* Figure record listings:
▬▬▬

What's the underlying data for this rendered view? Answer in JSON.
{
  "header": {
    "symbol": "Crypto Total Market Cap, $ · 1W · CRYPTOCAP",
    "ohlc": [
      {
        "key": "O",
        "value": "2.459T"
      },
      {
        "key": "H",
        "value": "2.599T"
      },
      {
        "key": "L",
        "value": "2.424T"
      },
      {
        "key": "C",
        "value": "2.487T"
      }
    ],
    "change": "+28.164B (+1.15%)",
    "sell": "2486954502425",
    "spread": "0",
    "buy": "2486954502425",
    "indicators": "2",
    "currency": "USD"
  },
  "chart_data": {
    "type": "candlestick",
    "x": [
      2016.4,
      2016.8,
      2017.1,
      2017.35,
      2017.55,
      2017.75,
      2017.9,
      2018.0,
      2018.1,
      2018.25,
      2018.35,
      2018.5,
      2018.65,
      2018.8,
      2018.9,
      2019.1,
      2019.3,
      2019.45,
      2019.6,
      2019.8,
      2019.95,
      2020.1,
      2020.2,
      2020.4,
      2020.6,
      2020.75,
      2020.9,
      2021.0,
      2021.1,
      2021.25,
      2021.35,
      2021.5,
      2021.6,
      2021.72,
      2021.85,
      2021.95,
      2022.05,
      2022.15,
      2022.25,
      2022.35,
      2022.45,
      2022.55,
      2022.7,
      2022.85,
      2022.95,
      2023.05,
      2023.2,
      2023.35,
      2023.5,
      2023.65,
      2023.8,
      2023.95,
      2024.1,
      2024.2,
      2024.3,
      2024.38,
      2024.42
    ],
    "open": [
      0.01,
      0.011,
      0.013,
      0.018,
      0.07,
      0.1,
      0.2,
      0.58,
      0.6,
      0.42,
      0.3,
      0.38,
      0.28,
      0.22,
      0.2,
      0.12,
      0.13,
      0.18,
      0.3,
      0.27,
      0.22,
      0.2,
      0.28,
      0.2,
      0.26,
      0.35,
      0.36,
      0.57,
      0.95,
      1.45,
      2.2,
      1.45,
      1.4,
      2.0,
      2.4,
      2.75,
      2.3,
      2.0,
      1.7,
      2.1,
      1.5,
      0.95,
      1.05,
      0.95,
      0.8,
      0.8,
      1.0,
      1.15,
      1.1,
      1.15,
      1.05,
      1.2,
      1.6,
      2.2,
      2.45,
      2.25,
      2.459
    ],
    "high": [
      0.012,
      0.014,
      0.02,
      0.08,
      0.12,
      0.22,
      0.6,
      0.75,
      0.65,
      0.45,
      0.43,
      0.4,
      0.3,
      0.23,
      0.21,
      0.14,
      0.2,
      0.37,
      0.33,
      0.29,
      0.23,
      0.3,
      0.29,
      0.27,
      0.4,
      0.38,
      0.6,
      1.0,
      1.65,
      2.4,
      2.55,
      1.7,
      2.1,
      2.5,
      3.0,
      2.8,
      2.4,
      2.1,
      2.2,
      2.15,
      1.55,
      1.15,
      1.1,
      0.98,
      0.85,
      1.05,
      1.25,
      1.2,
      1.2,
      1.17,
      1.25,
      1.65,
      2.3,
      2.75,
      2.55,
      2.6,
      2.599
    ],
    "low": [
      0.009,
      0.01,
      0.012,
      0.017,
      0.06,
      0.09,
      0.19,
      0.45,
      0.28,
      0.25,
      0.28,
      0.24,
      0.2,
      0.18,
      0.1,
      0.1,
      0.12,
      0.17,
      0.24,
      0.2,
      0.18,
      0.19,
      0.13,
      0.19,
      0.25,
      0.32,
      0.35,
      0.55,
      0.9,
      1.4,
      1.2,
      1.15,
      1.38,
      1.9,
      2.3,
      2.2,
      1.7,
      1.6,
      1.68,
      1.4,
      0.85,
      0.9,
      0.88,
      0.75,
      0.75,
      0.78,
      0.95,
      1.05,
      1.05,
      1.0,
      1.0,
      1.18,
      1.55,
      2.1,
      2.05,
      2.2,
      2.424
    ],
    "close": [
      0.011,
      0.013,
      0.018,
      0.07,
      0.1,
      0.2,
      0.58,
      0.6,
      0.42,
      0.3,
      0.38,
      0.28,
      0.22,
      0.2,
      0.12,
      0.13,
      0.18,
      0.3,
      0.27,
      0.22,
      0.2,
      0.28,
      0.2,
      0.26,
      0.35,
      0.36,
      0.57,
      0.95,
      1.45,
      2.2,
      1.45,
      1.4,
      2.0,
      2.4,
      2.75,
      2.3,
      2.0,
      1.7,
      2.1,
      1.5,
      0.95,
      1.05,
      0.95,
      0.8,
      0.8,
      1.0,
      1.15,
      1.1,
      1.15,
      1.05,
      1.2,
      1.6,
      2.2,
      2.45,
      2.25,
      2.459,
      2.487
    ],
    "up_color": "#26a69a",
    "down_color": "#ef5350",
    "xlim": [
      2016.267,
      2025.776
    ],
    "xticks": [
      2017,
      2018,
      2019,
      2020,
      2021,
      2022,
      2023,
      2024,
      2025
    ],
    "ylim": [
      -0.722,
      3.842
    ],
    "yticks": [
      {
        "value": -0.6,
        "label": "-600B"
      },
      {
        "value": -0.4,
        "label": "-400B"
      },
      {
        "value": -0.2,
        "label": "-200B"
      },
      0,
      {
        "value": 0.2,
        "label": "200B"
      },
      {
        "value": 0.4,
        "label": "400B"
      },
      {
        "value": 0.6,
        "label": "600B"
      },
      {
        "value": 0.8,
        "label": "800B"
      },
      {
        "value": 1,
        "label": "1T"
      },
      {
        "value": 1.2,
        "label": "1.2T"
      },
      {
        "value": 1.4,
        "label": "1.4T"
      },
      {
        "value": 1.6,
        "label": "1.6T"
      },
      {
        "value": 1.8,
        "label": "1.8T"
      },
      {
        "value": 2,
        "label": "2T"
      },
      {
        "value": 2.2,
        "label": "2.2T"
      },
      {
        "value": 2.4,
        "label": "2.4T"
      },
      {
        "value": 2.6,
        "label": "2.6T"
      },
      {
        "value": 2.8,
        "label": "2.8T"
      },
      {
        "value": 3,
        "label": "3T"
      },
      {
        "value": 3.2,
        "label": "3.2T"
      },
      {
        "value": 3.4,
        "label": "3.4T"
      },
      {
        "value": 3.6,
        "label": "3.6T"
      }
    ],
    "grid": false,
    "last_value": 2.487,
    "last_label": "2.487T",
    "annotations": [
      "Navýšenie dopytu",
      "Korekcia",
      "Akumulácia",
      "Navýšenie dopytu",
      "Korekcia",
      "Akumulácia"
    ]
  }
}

▬▬▬

* EXERCISE GOAL: Each line above must be reproduced exactly as it stands.

* SOLUTION TO THE EXERCISE:
What's the underlying data for this rendered view? Answer in JSON.
{
  "header": {
    "symbol": "Crypto Total Market Cap, $ · 1W · CRYPTOCAP",
    "ohlc": [
      {
        "key": "O",
        "value": "2.459T"
      },
      {
        "key": "H",
        "value": "2.599T"
      },
      {
        "key": "L",
        "value": "2.424T"
      },
      {
        "key": "C",
        "value": "2.487T"
      }
    ],
    "change": "+28.164B (+1.15%)",
    "sell": "2486954502425",
    "spread": "0",
    "buy": "2486954502425",
    "indicators": "2",
    "currency": "USD"
  },
  "chart_data": {
    "type": "candlestick",
    "x": [
      2016.4,
      2016.8,
      2017.1,
      2017.35,
      2017.55,
      2017.75,
      2017.9,
      2018.0,
      2018.1,
      2018.25,
      2018.35,
      2018.5,
      2018.65,
      2018.8,
      2018.9,
      2019.1,
      2019.3,
      2019.45,
      2019.6,
      2019.8,
      2019.95,
      2020.1,
      2020.2,
      2020.4,
      2020.6,
      2020.75,
      2020.9,
      2021.0,
      2021.1,
      2021.25,
      2021.35,
      2021.5,
      2021.6,
      2021.72,
      2021.85,
      2021.95,
      2022.05,
      2022.15,
      2022.25,
      2022.35,
      2022.45,
      2022.55,
      2022.7,
      2022.85,
      2022.95,
      2023.05,
      2023.2,
      2023.35,
      2023.5,
      2023.65,
      2023.8,
      2023.95,
      2024.1,
      2024.2,
      2024.3,
      2024.38,
      2024.42
    ],
    "open": [
      0.01,
      0.011,
      0.013,
      0.018,
      0.07,
      0.1,
      0.2,
      0.58,
      0.6,
      0.42,
      0.3,
      0.38,
      0.28,
      0.22,
      0.2,
      0.12,
      0.13,
      0.18,
      0.3,
      0.27,
      0.22,
      0.2,
      0.28,
      0.2,
      0.26,
      0.35,
      0.36,
      0.57,
      0.95,
      1.45,
      2.2,
      1.45,
      1.4,
      2.0,
      2.4,
      2.75,
      2.3,
      2.0,
      1.7,
      2.1,
      1.5,
      0.95,
      1.05,
      0.95,
      0.8,
      0.8,
      1.0,
      1.15,
      1.1,
      1.15,
      1.05,
      1.2,
      1.6,
      2.2,
      2.45,
      2.25,
      2.459
    ],
    "high": [
      0.012,
      0.014,
      0.02,
      0.08,
      0.12,
      0.22,
      0.6,
      0.75,
      0.65,
      0.45,
      0.43,
      0.4,
      0.3,
      0.23,
      0.21,
      0.14,
      0.2,
      0.37,
      0.33,
      0.29,
      0.23,
      0.3,
      0.29,
      0.27,
      0.4,
      0.38,
      0.6,
      1.0,
      1.65,
      2.4,
      2.55,
      1.7,
      2.1,
      2.5,
      3.0,
      2.8,
      2.4,
      2.1,
      2.2,
      2.15,
      1.55,
      1.15,
      1.1,
      0.98,
      0.85,
      1.05,
      1.25,
      1.2,
      1.2,
      1.17,
      1.25,
      1.65,
      2.3,
      2.75,
      2.55,
      2.6,
      2.599
    ],
    "low": [
      0.009,
      0.01,
      0.012,
      0.017,
      0.06,
      0.09,
      0.19,
      0.45,
      0.28,
      0.25,
      0.28,
      0.24,
      0.2,
      0.18,
      0.1,
      0.1,
      0.12,
      0.17,
      0.24,
      0.2,
      0.18,
      0.19,
      0.13,
      0.19,
      0.25,
      0.32,
      0.35,
      0.55,
      0.9,
      1.4,
      1.2,
      1.15,
      1.38,
      1.9,
      2.3,
      2.2,
      1.7,
      1.6,
      1.68,
      1.4,
      0.85,
      0.9,
      0.88,
      0.75,
      0.75,
      0.78,
      0.95,
      1.05,
      1.05,
      1.0,
      1.0,
      1.18,
      1.55,
      2.1,
      2.05,
      2.2,
      2.424
    ],
    "close": [
      0.011,
      0.013,
      0.018,
      0.07,
      0.1,
      0.2,
      0.58,
      0.6,
      0.42,
      0.3,
      0.38,
      0.28,
      0.22,
      0.2,
      0.12,
      0.13,
      0.18,
      0.3,
      0.27,
      0.22,
      0.2,
      0.28,
      0.2,
      0.26,
      0.35,
      0.36,
      0.57,
      0.95,
      1.45,
      2.2,
      1.45,
      1.4,
      2.0,
      2.4,
      2.75,
      2.3,
      2.0,
      1.7,
      2.1,
      1.5,
      0.95,
      1.05,
      0.95,
      0.8,
      0.8,
      1.0,
      1.15,
      1.1,
      1.15,
      1.05,
      1.2,
      1.6,
      2.2,
      2.45,
      2.25,
      2.459,
      2.487
    ],
    "up_color": "#26a69a",
    "down_color": "#ef5350",
    "xlim": [
      2016.267,
      2025.776
    ],
    "xticks": [
      2017,
      2018,
      2019,
      2020,
      2021,
      2022,
      2023,
      2024,
      2025
    ],
    "ylim": [
      -0.722,
      3.842
    ],
    "yticks": [
      {
        "value": -0.6,
        "label": "-600B"
      },
      {
        "value": -0.4,
        "label": "-400B"
      },
      {
        "value": -0.2,
        "label": "-200B"
      },
      0,
      {
        "value": 0.2,
        "label": "200B"
      },
      {
        "value": 0.4,
        "label": "400B"
      },
      {
        "value": 0.6,
        "label": "600B"
      },
      {
        "value": 0.8,
        "label": "800B"
      },
      {
        "value": 1,
        "label": "1T"
      },
      {
        "value": 1.2,
        "label": "1.2T"
      },
      {
        "value": 1.4,
        "label": "1.4T"
      },
      {
        "value": 1.6,
        "label": "1.6T"
      },
      {
        "value": 1.8,
        "label": "1.8T"
      },
      {
        "value": 2,
        "label": "2T"
      },
      {
        "value": 2.2,
        "label": "2.2T"
      },
      {
        "value": 2.4,
        "label": "2.4T"
      },
      {
        "value": 2.6,
        "label": "2.6T"
      },
      {
        "value": 2.8,
        "label": "2.8T"
      },
      {
        "value": 3,
        "label": "3T"
      },
      {
        "value": 3.2,
        "label": "3.2T"
      },
      {
        "value": 3.4,
        "label": "3.4T"
      },
      {
        "value": 3.6,
        "label": "3.6T"
      }
    ],
    "grid": false,
    "last_value": 2.487,
    "last_label": "2.487T",
    "annotations": [
      "Navýšenie dopytu",
      "Korekcia",
      "Akumulácia",
      "Navýšenie dopytu",
      "Korekcia",
      "Akumulácia"
    ]
  }
}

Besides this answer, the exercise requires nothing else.